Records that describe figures
- - -
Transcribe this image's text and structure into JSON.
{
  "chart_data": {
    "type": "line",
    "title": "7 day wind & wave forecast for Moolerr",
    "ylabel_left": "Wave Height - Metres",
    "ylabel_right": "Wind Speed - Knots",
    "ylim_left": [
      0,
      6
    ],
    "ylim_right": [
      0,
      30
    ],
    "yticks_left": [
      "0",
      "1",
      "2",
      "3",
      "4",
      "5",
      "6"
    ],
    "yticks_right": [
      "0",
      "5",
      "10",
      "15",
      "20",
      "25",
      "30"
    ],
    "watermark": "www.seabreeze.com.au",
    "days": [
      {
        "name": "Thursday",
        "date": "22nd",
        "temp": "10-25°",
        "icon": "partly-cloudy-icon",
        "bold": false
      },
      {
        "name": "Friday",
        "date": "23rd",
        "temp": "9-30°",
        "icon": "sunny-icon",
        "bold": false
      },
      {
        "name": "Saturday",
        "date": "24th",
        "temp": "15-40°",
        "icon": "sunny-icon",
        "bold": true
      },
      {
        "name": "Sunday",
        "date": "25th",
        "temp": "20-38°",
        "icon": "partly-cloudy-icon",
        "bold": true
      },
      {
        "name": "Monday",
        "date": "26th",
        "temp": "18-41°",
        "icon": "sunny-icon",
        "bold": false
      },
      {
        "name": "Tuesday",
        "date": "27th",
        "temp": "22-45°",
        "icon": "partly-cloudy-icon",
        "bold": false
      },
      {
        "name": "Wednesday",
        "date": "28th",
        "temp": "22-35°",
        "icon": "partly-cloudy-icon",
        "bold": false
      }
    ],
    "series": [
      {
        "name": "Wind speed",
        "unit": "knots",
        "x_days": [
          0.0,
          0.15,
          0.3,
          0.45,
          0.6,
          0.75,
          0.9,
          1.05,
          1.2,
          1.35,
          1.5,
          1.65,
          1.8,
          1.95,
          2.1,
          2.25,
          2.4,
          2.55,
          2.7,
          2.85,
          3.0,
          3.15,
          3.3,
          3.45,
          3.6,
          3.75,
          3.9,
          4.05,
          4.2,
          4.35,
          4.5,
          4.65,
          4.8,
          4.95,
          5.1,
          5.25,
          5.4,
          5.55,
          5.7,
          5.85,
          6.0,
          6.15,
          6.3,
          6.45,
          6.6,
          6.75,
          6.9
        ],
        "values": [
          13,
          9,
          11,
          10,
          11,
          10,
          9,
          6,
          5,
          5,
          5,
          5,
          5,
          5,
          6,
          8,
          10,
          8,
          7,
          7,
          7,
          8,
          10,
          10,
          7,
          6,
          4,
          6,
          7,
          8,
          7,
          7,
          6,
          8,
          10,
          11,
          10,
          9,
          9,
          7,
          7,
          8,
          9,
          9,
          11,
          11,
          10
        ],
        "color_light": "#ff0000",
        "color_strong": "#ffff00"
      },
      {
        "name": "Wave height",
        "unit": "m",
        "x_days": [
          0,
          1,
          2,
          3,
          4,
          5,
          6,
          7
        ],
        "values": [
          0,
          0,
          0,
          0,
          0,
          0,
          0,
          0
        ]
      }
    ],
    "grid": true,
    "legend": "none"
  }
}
- - -
▸ **Directions**:
Write the whole listing out again. Keep every line exactly as it is.

▸ **Written response**:
Transcribe this image's text and structure into JSON.
{
  "chart_data": {
    "type": "line",
    "title": "7 day wind & wave forecast for Moolerr",
    "ylabel_left": "Wave Height - Metres",
    "ylabel_right": "Wind Speed - Knots",
    "ylim_left": [
      0,
      6
    ],
    "ylim_right": [
      0,
      30
    ],
    "yticks_left": [
      "0",
      "1",
      "2",
      "3",
      "4",
      "5",
      "6"
    ],
    "yticks_right": [
      "0",
      "5",
      "10",
      "15",
      "20",
      "25",
      "30"
    ],
    "watermark": "www.seabreeze.com.au",
    "days": [
      {
        "name": "Thursday",
        "date": "22nd",
        "temp": "10-25°",
        "icon": "partly-cloudy-icon",
        "bold": false
      },
      {
        "name": "Friday",
        "date": "23rd",
        "temp": "9-30°",
        "icon": "sunny-icon",
        "bold": false
      },
      {
        "name": "Saturday",
        "date": "24th",
        "temp": "15-40°",
        "icon": "sunny-icon",
        "bold": true
      },
      {
        "name": "Sunday",
        "date": "25th",
        "temp": "20-38°",
        "icon": "partly-cloudy-icon",
        "bold": true
      },
      {
        "name": "Monday",
        "date": "26th",
        "temp": "18-41°",
        "icon": "sunny-icon",
        "bold": false
      },
      {
        "name": "Tuesday",
        "date": "27th",
        "temp": "22-45°",
        "icon": "partly-cloudy-icon",
        "bold": false
      },
      {
        "name": "Wednesday",
        "date": "28th",
        "temp": "22-35°",
        "icon": "partly-cloudy-icon",
        "bold": false
      }
    ],
    "series": [
      {
        "name": "Wind speed",
        "unit": "knots",
        "x_days": [
          0.0,
          0.15,
          0.3,
          0.45,
          0.6,
          0.75,
          0.9,
          1.05,
          1.2,
          1.35,
          1.5,
          1.65,
          1.8,
          1.95,
          2.1,
          2.25,
          2.4,
          2.55,
          2.7,
          2.85,
          3.0,
          3.15,
          3.3,
          3.45,
          3.6,
          3.75,
          3.9,
          4.05,
          4.2,
          4.35,
          4.5,
          4.65,
          4.8,
          4.95,
          5.1,
          5.25,
          5.4,
          5.55,
          5.7,
          5.85,
          6.0,
          6.15,
          6.3,
          6.45,
          6.6,
          6.75,
          6.9
        ],
        "values": [
          13,
          9,
          11,
          10,
          11,
          10,
          9,
          6,
          5,
          5,
          5,
          5,
          5,
          5,
          6,
          8,
          10,
          8,
          7,
          7,
          7,
          8,
          10,
          10,
          7,
          6,
          4,
          6,
          7,
          8,
          7,
          7,
          6,
          8,
          10,
          11,
          10,
          9,
          9,
          7,
          7,
          8,
          9,
          9,
          11,
          11,
          10
        ],
        "color_light": "#ff0000",
        "color_strong": "#ffff00"
      },
      {
        "name": "Wave height",
        "unit": "m",
        "x_days": [
          0,
          1,
          2,
          3,
          4,
          5,
          6,
          7
        ],
        "values": [
          0,
          0,
          0,
          0,
          0,
          0,
          0,
          0
        ]
      }
    ],
    "grid": true,
    "legend": "none"
  }
}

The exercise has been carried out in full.